* _OBJECTIVE_
Reproduce the lines below without any change, starting with the first line and ending with the line that contains "title-highlight (265, 3, 455, 23)".

* _RAW DATA_
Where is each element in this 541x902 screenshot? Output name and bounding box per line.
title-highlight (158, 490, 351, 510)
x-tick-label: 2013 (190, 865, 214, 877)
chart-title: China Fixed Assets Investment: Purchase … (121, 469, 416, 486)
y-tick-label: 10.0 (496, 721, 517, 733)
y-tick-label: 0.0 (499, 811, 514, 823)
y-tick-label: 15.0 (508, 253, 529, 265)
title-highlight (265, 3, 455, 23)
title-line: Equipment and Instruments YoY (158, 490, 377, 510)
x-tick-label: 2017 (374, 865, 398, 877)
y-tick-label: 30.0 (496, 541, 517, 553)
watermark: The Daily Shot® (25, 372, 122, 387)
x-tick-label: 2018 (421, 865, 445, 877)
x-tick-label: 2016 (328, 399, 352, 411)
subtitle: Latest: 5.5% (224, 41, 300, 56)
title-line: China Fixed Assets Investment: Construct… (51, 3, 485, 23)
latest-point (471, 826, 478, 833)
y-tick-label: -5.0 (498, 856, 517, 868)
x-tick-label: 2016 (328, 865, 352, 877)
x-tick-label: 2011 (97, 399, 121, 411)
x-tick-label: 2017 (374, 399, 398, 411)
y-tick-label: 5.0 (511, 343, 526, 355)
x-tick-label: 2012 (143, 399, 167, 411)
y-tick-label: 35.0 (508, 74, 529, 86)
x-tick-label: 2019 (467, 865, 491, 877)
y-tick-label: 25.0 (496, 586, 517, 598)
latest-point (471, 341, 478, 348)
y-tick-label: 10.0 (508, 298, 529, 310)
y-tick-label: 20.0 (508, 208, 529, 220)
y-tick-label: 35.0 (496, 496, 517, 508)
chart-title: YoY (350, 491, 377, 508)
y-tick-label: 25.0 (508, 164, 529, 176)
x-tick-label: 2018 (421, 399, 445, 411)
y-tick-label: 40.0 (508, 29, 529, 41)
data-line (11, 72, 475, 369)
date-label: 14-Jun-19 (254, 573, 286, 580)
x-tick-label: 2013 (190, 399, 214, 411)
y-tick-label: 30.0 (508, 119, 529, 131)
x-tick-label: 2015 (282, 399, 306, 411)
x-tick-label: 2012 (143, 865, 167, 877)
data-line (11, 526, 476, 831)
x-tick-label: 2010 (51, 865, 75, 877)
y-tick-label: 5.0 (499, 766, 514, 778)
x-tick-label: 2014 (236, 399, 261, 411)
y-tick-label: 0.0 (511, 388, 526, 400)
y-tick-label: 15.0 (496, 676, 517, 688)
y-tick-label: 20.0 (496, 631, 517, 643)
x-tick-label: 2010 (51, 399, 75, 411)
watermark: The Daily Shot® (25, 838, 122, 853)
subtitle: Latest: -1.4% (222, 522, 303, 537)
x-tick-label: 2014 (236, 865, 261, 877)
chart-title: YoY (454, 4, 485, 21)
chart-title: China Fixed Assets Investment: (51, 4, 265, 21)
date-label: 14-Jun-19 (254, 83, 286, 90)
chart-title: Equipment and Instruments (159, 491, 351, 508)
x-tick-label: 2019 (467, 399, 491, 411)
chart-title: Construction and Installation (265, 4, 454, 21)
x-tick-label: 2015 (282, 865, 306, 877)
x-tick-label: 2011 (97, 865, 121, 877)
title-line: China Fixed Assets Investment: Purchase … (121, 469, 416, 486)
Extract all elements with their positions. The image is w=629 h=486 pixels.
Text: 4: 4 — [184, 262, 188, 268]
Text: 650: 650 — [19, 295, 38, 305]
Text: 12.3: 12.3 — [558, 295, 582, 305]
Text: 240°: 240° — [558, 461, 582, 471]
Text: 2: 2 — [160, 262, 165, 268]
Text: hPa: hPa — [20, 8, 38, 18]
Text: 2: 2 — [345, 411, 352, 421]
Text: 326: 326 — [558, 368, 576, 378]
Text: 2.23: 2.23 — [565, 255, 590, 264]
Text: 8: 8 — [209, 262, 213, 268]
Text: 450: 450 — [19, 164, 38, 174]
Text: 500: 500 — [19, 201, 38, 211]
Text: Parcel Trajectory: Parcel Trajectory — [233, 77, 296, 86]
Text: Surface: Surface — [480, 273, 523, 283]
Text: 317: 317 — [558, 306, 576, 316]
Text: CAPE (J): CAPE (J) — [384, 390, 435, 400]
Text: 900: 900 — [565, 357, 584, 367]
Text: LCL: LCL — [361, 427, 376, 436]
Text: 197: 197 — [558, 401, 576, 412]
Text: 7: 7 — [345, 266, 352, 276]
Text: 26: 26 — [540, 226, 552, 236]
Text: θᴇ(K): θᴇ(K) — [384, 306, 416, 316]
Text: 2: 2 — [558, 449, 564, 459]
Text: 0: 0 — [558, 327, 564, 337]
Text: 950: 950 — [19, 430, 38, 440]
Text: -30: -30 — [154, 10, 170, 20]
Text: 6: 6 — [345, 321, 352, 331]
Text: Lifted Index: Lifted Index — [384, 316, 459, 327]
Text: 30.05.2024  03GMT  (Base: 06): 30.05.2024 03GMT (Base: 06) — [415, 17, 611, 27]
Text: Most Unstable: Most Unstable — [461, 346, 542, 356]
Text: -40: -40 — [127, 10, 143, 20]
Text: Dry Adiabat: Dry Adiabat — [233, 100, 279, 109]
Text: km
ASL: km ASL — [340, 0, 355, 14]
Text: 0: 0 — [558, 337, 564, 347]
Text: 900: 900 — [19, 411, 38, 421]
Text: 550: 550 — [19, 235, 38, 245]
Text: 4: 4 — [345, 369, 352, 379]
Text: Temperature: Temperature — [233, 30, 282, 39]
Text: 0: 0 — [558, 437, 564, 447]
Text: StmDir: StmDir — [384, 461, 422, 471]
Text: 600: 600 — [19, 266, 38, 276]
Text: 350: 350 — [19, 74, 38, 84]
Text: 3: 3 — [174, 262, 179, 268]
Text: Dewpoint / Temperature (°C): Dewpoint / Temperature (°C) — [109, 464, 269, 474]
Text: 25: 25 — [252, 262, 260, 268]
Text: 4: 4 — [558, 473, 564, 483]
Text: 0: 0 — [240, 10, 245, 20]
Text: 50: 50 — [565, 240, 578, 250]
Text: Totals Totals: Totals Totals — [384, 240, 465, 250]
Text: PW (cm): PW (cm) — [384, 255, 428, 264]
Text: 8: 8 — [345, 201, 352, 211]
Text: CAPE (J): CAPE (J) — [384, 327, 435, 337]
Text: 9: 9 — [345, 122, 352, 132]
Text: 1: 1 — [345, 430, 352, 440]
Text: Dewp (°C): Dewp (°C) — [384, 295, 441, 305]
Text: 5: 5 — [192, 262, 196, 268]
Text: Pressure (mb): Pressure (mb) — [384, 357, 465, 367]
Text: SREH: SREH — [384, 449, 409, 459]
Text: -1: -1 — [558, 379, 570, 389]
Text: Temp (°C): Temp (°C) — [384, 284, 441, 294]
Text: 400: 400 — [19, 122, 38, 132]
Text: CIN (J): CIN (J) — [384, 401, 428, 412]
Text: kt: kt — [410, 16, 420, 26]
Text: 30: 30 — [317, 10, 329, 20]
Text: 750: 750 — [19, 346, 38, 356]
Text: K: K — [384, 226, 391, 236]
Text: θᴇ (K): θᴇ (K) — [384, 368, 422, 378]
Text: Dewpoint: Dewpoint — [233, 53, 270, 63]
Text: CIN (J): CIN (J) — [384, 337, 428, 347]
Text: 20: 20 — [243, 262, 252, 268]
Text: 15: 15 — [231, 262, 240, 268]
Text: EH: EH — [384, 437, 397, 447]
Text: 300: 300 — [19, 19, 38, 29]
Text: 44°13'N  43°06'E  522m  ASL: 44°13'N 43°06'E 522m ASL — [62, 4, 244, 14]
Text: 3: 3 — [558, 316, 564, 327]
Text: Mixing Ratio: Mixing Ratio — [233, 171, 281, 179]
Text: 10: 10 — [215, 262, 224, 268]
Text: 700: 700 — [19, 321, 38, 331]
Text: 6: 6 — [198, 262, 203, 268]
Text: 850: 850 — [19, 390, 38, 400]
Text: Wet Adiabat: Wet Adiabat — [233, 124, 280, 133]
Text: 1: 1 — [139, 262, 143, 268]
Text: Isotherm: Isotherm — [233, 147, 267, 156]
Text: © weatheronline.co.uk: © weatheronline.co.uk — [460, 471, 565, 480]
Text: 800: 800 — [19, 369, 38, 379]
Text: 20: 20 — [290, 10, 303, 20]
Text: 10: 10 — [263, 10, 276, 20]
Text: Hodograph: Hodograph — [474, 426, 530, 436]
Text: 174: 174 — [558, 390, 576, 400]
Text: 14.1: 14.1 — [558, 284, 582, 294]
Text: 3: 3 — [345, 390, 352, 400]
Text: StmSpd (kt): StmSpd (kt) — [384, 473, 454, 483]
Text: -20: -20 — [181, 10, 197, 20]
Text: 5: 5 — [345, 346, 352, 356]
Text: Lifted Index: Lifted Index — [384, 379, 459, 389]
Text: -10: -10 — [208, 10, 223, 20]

* _COMPLETED EXERCISE_
Where is each element in this 541x902 screenshot? Output name and bounding box per line.
title-highlight (158, 490, 351, 510)
x-tick-label: 2013 (190, 865, 214, 877)
chart-title: China Fixed Assets Investment: Purchase … (121, 469, 416, 486)
y-tick-label: 10.0 (496, 721, 517, 733)
y-tick-label: 0.0 (499, 811, 514, 823)
y-tick-label: 15.0 (508, 253, 529, 265)
title-highlight (265, 3, 455, 23)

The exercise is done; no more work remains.